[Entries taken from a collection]

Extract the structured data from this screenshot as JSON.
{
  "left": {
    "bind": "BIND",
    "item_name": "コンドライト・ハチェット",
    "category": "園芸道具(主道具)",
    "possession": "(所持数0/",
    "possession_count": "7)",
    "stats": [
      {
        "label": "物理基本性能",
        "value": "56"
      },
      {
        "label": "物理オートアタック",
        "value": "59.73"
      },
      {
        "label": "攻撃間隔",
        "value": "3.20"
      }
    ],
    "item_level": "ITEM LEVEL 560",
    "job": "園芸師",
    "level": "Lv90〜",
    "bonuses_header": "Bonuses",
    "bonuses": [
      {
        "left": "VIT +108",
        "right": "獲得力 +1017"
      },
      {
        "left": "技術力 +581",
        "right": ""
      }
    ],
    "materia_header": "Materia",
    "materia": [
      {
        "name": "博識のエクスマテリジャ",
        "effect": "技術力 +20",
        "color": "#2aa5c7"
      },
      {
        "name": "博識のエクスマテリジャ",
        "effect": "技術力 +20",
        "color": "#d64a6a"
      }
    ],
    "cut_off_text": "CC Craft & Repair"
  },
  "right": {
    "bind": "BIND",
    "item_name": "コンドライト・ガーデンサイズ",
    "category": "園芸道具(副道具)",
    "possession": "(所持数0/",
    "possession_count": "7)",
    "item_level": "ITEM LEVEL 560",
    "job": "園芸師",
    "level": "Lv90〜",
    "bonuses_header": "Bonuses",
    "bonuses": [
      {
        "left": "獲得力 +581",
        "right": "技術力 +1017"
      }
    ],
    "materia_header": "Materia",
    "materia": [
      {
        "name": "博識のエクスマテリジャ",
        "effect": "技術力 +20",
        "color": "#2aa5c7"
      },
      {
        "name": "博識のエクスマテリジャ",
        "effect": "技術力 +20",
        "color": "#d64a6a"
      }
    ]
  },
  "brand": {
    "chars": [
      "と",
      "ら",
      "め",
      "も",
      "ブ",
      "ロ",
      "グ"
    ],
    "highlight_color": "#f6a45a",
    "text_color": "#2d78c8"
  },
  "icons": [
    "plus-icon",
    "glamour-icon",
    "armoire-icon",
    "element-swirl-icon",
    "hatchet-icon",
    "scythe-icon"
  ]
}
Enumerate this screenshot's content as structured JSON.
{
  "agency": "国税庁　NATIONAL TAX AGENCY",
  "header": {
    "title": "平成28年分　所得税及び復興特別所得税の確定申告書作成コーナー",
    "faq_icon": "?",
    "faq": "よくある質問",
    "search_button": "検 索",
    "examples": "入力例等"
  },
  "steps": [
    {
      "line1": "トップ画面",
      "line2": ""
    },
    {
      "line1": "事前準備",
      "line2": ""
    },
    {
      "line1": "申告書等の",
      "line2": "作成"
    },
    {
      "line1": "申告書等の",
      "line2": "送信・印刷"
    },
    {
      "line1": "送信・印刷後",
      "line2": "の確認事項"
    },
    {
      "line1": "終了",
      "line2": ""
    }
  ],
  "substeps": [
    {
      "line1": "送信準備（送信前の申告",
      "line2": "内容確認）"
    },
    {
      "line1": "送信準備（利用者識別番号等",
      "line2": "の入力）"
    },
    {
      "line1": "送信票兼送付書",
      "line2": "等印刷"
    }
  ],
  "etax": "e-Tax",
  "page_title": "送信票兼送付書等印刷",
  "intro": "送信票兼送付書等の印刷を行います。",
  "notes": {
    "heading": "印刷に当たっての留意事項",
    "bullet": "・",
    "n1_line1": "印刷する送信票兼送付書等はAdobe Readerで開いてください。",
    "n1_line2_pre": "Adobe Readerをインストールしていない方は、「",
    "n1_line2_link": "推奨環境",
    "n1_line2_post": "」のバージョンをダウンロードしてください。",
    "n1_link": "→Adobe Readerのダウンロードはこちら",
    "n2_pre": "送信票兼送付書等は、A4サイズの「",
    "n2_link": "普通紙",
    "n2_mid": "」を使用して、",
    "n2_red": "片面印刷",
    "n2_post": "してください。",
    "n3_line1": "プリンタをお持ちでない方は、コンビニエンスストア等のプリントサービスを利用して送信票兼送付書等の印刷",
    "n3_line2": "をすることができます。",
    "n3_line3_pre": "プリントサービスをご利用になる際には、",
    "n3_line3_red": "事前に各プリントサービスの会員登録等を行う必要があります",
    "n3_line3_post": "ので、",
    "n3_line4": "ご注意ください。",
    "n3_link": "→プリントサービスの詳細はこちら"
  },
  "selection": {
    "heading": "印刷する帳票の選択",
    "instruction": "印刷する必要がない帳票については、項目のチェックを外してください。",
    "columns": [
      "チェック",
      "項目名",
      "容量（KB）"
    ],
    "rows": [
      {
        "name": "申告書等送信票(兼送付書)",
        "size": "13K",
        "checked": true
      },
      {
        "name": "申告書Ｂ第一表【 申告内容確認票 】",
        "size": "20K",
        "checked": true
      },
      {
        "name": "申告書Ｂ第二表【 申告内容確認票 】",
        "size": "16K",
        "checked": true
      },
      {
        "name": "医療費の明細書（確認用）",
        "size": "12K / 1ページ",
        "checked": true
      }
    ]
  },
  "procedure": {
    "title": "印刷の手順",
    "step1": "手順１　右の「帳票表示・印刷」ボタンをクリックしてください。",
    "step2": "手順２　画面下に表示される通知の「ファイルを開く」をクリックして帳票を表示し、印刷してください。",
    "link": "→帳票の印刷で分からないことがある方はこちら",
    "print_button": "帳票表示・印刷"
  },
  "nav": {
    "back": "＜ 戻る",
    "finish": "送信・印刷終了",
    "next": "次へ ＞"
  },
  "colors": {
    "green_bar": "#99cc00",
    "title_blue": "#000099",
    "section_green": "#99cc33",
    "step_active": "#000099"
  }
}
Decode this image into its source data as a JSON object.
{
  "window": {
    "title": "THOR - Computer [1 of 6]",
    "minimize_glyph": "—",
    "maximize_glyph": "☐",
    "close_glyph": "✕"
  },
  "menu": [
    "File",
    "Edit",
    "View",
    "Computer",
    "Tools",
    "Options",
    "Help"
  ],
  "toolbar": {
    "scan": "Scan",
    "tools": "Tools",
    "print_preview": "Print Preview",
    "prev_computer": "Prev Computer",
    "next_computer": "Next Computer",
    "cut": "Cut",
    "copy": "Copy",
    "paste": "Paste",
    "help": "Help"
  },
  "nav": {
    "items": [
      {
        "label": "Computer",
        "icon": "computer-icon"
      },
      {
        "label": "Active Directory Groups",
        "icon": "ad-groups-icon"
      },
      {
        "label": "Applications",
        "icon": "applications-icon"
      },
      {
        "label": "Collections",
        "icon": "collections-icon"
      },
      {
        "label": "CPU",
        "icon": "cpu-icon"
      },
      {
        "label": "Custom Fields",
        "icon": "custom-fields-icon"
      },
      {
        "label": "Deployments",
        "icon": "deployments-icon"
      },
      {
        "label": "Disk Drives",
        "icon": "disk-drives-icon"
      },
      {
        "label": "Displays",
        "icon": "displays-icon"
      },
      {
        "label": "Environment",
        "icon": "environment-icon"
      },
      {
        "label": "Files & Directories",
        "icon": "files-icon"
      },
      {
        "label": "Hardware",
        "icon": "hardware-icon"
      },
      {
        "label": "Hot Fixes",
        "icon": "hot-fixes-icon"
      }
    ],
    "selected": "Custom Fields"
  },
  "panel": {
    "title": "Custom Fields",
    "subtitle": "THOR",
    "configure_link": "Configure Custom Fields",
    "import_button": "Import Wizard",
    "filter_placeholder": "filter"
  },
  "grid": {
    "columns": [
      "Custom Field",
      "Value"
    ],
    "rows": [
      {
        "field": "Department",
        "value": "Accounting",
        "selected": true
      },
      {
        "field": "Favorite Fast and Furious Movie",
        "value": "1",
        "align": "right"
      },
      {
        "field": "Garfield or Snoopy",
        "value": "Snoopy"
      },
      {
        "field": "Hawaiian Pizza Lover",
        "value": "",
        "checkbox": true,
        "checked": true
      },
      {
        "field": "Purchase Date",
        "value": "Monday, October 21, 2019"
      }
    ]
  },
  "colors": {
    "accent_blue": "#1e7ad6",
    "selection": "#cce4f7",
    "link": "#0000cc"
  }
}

## Directions
Take every line above carrying "送信準備" and return it.

## Exercise result
      "line1": "送信準備（送信前の申告",
      "line1": "送信準備（利用者識別番号等",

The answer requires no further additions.